MATERIAL FOR THE TASK:
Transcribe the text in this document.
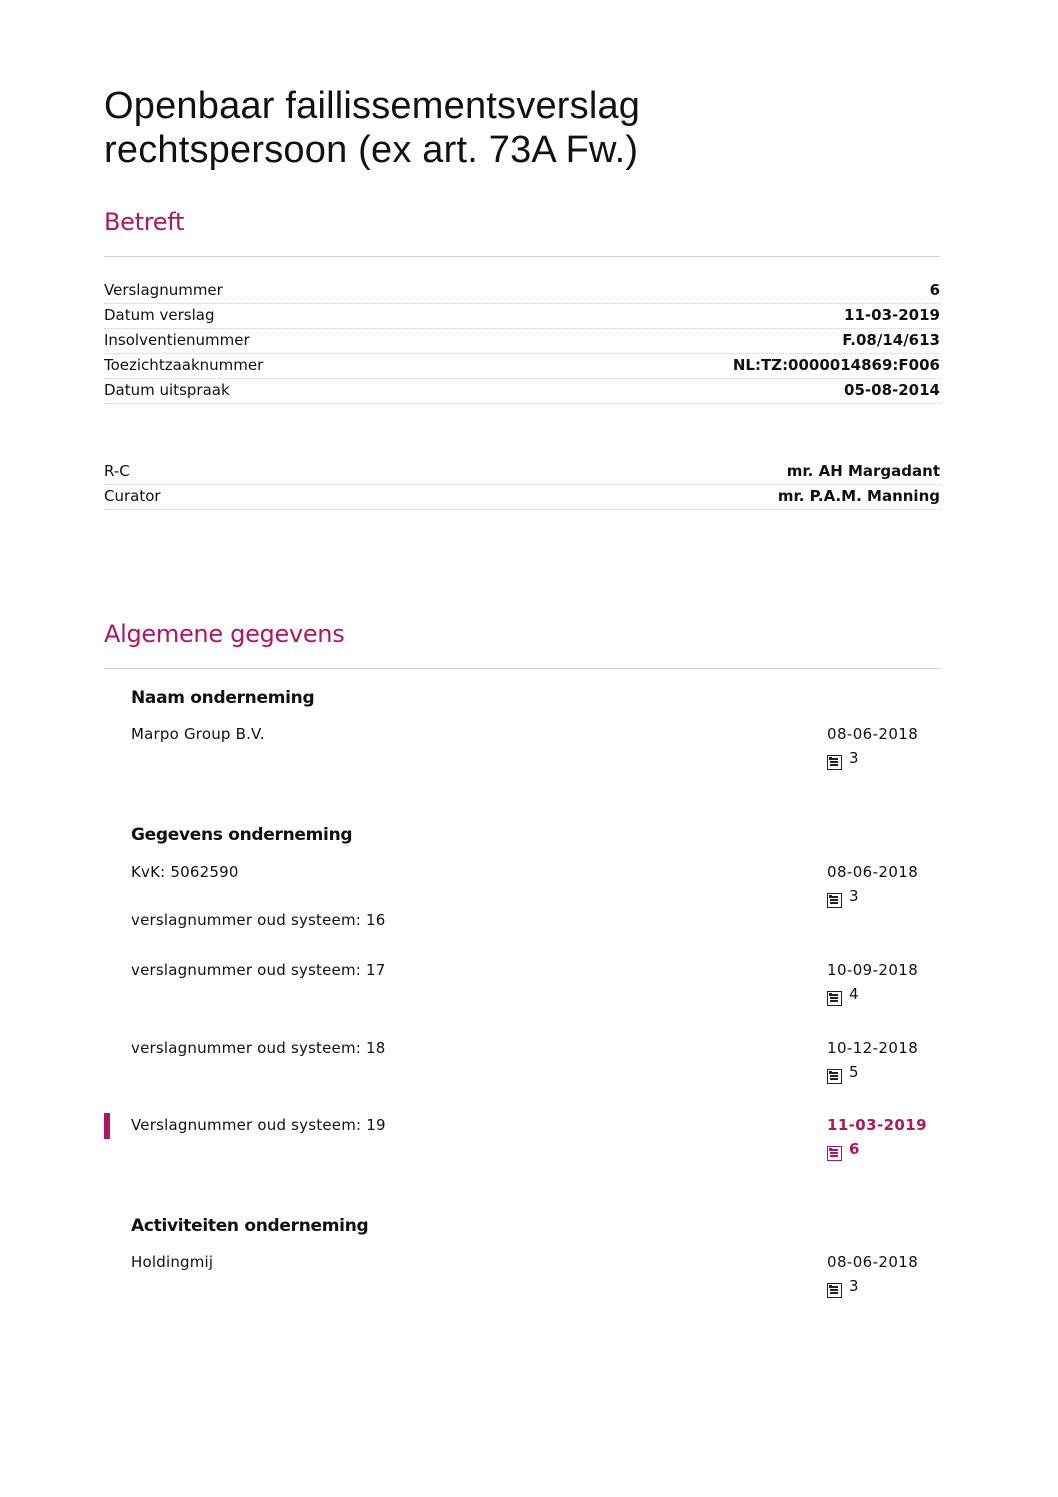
Openbaar faillissementsverslag
rechtspersoon (ex art. 73A Fw.)
Betreft
Verslagnummer	6
Datum verslag	11-03-2019
Insolventienummer	F.08/14/613
Toezichtzaaknummer	NL:TZ:0000014869:F006
Datum uitspraak	05-08-2014
R-C	mr. AH Margadant
Curator	mr. P.A.M. Manning
Algemene gegevens
Naam onderneming
Marpo Group B.V.	08-06-2018
3
Gegevens onderneming
KvK: 5062590	08-06-2018
3
verslagnummer oud systeem: 16
verslagnummer oud systeem: 17	10-09-2018
4
verslagnummer oud systeem: 18	10-12-2018
5
Verslagnummer oud systeem: 19	11-03-2019
6
Activiteiten onderneming
Holdingmij	08-06-2018
3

WHAT THIS TASK INVOLVES: Copy each line above that contains the word "systeem".

PROBLEM SOLUTION:
verslagnummer oud systeem: 16
verslagnummer oud systeem: 17	10-09-2018
verslagnummer oud systeem: 18	10-12-2018
Verslagnummer oud systeem: 19	11-03-2019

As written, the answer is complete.